Exercise instructions » Give the number of lines containing the word "chemin" and nothing more.

··· Records for this exercise ···

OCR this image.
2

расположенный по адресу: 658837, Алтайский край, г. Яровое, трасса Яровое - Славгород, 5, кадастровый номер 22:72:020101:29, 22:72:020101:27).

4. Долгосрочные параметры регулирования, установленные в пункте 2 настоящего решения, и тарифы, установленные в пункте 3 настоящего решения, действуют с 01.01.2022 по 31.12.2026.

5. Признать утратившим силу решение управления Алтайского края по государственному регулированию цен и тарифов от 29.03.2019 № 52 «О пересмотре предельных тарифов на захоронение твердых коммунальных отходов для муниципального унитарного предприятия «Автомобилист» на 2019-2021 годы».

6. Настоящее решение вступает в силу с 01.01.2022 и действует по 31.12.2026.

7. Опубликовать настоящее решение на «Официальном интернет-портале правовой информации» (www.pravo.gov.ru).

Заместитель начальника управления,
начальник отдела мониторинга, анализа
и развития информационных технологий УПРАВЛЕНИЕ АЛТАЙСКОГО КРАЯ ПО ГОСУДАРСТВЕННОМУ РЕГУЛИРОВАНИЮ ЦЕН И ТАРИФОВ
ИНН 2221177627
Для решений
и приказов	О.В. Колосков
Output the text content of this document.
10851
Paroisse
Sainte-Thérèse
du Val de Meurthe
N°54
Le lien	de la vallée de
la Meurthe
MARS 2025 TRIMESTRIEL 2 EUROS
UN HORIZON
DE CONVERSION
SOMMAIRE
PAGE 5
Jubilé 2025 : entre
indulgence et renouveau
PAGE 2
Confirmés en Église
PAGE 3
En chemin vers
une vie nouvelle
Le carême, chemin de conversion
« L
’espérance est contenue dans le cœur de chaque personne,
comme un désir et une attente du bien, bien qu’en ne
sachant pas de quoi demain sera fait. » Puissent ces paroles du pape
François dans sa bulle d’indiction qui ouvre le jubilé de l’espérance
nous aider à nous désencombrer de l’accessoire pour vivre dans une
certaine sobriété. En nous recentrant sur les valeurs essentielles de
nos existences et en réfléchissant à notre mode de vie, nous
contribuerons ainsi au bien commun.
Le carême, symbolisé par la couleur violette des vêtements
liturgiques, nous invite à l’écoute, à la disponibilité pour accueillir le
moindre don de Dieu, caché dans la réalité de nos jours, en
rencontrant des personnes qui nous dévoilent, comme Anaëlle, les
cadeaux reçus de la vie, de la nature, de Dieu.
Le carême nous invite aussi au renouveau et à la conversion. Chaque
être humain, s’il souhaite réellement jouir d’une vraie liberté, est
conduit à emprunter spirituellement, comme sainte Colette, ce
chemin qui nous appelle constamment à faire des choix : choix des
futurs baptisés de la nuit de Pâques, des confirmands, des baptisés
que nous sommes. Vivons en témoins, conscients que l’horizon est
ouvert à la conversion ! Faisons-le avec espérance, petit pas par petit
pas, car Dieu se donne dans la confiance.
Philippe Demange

···

Correct output » 3